(Stored data)
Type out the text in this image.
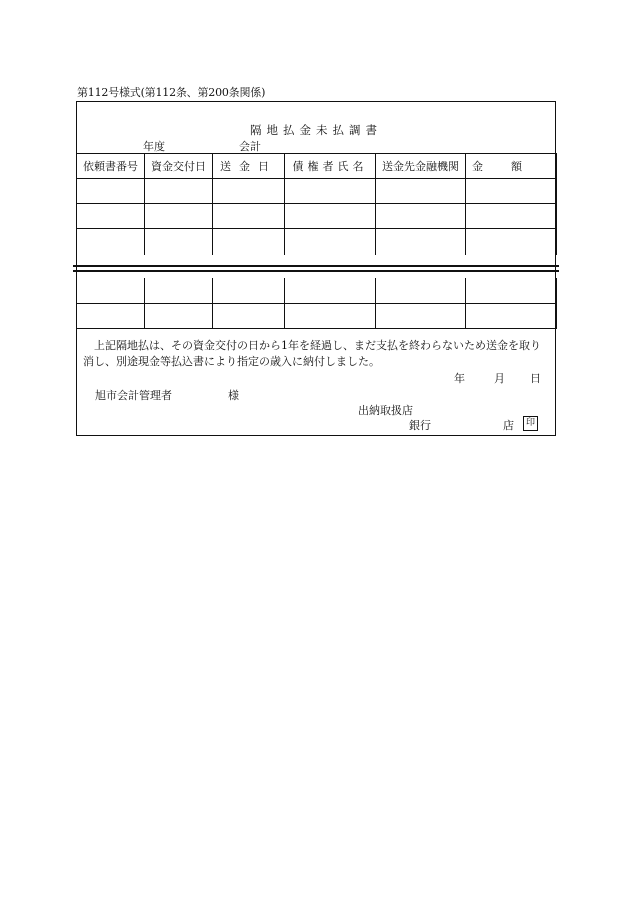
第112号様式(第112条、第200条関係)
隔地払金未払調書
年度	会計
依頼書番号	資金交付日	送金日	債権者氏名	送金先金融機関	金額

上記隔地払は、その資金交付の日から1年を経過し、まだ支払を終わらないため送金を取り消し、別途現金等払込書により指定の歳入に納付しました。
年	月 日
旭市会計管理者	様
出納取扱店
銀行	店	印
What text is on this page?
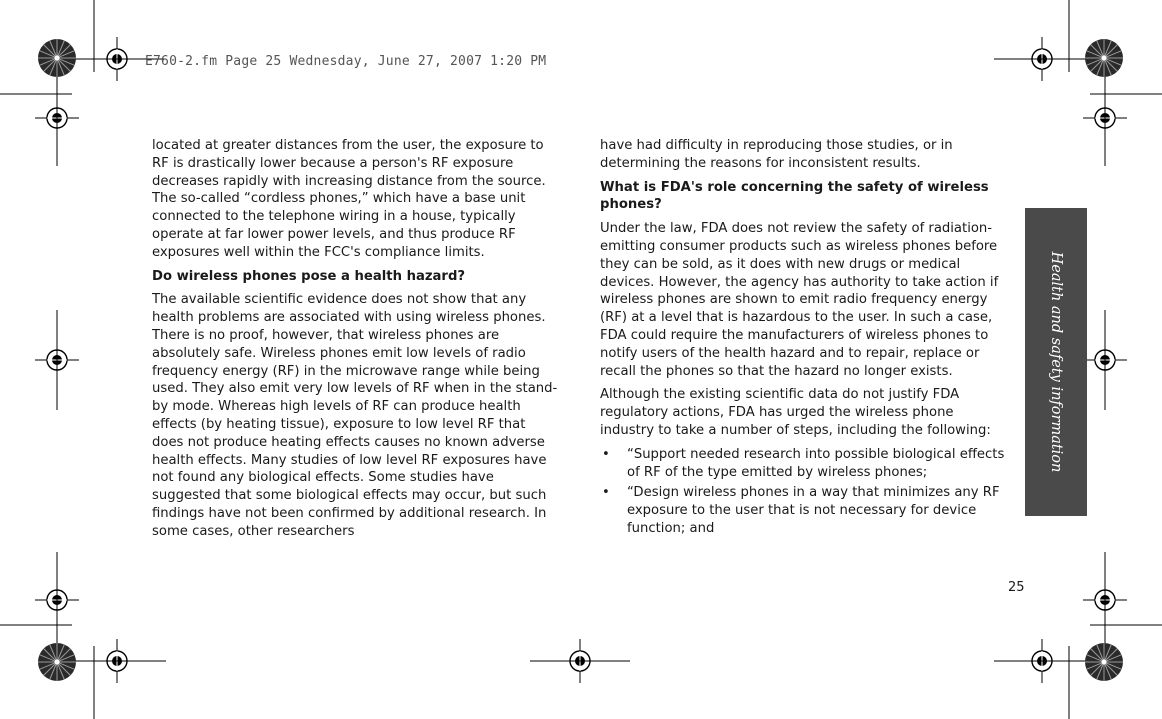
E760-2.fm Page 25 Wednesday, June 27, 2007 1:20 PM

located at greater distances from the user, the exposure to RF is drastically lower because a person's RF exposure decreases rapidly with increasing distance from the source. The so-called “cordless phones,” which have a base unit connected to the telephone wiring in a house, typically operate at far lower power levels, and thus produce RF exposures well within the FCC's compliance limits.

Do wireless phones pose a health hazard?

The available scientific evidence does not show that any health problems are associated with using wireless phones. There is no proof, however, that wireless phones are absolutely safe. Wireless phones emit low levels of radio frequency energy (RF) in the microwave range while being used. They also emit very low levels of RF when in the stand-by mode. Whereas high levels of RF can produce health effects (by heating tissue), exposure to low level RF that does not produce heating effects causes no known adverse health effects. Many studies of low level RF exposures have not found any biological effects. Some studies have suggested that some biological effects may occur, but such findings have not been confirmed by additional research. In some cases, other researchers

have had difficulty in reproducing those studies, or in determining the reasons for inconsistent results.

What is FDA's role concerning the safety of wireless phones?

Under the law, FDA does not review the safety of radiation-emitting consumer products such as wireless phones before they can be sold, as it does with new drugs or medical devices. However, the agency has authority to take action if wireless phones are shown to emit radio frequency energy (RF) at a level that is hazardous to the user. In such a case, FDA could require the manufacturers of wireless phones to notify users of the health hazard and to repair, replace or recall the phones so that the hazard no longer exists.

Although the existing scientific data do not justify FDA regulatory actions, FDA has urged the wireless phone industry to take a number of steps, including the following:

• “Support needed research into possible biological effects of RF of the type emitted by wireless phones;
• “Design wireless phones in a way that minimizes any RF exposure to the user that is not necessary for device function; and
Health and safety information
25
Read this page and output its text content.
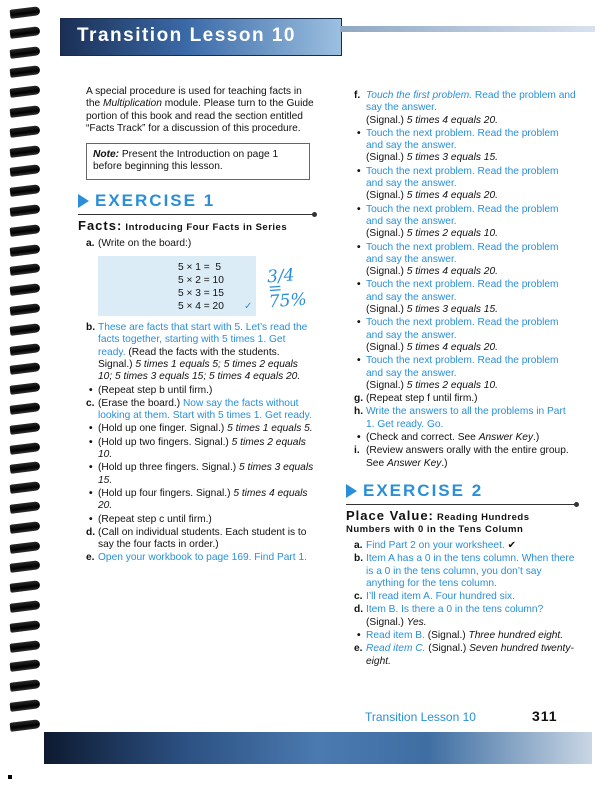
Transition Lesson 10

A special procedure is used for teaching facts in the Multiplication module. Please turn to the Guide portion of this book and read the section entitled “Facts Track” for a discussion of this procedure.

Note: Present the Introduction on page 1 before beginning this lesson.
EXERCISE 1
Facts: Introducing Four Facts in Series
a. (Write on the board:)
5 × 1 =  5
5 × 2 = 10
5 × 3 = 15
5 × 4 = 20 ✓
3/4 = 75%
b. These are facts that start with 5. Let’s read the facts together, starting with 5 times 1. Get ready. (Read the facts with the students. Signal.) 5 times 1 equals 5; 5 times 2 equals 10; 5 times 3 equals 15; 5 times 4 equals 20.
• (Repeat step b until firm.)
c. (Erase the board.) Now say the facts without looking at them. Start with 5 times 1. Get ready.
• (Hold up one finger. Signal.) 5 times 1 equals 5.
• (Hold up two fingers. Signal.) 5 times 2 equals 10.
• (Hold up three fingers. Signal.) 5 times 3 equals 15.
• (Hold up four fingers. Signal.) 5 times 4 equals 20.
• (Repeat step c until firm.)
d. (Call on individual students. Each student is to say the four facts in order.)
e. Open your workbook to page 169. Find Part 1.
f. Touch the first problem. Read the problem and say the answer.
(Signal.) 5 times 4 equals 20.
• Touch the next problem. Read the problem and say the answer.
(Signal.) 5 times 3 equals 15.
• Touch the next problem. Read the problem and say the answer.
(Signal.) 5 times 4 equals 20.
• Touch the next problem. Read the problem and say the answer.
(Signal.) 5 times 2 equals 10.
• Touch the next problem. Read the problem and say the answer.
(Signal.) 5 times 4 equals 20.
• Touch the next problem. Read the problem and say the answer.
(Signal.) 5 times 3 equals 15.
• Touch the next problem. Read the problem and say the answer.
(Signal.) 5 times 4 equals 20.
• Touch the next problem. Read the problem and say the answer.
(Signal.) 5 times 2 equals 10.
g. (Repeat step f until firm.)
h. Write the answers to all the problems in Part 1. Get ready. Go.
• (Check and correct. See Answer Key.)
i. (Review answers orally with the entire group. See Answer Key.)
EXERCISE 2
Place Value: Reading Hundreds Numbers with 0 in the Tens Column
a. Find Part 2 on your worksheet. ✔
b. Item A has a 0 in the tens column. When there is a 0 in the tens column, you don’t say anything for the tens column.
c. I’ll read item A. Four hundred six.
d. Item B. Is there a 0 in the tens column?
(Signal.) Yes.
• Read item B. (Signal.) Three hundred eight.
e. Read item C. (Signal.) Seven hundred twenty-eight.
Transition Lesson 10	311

**PROBLEM TO WORK ON:**
Which lines hold the word "Write"? Copy all of them.

**WRITTEN REPLY:**
a. (Write on the board:)
h. Write the answers to all the problems in Part 1. Get ready. Go.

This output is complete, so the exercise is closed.